> [Entries]:

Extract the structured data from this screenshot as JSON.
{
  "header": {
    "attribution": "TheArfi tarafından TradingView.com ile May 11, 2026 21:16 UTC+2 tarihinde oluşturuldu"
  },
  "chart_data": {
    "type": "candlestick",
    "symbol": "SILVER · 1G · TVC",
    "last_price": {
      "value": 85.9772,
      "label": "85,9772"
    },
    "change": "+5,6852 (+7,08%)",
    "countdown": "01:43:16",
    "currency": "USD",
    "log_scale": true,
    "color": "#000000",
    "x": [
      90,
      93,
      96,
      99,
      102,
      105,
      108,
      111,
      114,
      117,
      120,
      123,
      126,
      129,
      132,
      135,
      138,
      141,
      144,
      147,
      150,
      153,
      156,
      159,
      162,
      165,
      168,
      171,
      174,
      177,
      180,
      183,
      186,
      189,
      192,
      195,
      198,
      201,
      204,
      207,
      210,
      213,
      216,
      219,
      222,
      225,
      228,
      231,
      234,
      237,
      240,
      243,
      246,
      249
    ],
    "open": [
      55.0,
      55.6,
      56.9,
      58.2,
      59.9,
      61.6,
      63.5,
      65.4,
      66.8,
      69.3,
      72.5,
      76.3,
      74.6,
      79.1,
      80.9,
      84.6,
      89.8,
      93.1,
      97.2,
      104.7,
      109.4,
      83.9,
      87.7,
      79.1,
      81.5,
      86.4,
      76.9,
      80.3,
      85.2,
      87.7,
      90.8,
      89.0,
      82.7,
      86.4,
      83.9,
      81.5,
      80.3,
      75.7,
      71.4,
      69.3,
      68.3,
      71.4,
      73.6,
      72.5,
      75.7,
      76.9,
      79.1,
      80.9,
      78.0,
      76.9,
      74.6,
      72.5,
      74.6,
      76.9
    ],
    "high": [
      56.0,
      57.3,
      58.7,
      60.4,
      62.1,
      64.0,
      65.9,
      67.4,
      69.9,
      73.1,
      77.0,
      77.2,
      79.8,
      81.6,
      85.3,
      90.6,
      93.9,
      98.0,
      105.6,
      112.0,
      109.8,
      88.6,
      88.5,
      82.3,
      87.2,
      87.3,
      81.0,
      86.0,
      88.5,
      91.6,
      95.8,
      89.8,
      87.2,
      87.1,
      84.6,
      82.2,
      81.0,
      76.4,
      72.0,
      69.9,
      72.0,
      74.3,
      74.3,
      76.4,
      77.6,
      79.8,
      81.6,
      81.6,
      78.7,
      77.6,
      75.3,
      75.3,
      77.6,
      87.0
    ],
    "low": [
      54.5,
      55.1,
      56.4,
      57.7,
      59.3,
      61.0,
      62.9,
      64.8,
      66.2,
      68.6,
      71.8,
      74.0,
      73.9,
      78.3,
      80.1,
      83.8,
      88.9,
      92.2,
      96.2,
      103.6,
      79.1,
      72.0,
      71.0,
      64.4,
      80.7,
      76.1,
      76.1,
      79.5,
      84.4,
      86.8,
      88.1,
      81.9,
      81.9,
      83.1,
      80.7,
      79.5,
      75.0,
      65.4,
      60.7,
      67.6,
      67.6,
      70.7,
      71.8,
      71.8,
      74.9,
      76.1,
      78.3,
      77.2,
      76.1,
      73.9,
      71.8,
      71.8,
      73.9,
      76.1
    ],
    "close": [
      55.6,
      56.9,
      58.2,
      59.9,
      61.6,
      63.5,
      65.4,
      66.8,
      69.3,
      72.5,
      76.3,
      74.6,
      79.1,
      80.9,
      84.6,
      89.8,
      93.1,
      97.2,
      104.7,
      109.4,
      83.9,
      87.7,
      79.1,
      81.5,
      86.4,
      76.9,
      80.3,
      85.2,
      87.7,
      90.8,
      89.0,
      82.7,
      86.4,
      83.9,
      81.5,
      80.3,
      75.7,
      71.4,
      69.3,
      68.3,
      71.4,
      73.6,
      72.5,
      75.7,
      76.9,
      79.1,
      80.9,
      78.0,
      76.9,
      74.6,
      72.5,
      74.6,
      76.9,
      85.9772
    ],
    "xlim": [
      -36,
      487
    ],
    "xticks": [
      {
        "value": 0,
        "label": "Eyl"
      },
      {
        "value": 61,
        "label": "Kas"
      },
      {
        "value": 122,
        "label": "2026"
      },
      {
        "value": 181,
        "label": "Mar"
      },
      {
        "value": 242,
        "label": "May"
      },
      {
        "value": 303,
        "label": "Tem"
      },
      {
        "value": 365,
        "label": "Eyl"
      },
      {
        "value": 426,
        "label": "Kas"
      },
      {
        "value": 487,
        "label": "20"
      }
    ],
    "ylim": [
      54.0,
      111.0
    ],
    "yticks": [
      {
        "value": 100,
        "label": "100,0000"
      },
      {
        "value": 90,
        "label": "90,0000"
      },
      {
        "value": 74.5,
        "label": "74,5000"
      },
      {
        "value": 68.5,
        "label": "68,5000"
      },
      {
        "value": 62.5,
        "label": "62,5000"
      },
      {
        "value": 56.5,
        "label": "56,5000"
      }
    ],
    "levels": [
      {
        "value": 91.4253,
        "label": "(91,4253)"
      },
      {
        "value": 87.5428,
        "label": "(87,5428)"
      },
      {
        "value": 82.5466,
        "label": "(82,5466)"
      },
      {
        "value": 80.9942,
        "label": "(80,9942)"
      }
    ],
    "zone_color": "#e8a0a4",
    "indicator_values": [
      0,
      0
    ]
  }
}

==

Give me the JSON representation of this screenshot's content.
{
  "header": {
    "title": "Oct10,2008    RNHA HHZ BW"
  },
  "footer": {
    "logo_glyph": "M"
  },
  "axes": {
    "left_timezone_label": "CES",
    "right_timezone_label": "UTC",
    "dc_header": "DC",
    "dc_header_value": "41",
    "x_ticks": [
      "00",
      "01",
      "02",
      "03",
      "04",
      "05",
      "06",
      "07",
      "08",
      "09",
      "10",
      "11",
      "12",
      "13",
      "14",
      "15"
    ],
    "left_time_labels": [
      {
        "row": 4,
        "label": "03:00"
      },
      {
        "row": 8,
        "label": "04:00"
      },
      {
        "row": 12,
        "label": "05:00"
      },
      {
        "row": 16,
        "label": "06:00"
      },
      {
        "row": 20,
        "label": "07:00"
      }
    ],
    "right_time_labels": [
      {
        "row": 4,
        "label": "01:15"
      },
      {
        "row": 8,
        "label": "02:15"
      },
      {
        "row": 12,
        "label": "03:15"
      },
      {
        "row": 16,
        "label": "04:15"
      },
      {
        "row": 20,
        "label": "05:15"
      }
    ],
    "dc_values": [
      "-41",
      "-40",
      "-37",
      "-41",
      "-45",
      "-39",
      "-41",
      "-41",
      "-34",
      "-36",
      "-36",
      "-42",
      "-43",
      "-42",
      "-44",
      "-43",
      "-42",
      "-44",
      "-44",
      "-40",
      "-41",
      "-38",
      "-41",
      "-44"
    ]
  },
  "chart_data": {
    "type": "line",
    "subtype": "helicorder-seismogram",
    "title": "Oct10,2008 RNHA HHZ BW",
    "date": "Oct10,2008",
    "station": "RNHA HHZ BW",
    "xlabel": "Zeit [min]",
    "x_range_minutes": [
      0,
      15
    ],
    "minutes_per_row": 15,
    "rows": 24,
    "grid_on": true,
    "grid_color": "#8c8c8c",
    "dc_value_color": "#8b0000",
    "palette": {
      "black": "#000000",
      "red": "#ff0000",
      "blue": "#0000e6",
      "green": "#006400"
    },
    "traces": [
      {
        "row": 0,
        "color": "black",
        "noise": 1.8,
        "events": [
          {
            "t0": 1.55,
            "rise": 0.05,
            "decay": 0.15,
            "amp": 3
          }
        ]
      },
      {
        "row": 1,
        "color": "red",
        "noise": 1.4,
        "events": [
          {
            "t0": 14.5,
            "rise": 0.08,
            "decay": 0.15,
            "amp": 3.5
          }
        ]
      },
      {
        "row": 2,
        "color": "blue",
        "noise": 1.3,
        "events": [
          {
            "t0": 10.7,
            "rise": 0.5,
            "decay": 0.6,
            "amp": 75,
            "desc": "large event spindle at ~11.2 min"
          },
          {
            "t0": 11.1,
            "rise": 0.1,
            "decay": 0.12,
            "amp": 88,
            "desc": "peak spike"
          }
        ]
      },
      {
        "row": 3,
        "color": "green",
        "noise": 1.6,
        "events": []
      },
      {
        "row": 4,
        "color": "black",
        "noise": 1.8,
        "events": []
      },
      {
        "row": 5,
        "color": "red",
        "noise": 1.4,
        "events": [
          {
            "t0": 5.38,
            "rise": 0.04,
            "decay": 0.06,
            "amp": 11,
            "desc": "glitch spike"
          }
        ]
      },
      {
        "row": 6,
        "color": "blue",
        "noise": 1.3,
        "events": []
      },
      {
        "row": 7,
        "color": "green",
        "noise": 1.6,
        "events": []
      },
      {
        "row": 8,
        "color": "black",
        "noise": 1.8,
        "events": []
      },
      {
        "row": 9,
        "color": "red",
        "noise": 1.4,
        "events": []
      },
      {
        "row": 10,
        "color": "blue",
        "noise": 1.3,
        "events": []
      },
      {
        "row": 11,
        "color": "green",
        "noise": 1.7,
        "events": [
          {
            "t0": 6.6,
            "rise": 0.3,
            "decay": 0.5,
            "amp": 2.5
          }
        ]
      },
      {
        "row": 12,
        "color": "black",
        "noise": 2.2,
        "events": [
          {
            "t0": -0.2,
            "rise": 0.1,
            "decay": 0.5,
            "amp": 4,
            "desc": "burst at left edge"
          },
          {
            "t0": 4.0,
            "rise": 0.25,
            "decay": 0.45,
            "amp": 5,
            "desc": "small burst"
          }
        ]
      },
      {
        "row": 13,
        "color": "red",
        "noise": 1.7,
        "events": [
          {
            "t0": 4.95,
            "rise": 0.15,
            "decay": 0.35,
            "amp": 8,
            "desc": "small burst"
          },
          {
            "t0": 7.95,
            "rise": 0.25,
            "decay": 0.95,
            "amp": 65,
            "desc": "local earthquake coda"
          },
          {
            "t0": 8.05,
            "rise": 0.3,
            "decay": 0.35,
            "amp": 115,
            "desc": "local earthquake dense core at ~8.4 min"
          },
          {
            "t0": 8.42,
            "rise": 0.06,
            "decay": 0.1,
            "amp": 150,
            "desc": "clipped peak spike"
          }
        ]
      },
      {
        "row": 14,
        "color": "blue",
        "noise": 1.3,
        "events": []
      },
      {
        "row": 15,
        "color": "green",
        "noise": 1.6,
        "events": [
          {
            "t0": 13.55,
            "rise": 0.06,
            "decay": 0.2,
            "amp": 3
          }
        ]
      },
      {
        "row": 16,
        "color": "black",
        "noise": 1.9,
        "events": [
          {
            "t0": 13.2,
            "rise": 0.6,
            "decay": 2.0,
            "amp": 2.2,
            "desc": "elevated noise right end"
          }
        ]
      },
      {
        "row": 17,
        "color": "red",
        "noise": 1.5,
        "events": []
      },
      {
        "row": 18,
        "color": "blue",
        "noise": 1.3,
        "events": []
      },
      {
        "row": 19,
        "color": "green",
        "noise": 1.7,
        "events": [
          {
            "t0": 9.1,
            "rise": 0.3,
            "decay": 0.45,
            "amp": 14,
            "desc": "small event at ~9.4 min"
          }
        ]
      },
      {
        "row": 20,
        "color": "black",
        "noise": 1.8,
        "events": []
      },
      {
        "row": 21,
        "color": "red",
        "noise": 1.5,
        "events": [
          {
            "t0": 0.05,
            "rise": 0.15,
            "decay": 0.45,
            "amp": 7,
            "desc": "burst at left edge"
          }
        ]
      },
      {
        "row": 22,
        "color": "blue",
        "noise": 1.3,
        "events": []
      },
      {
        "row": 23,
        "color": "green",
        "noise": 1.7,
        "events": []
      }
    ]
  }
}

> [Set exercise]:
Collect every line from the records above that contains the word "earthquake".

> [Answer to the exercise]:
            "desc": "local earthquake coda"
            "desc": "local earthquake dense core at ~8.4 min"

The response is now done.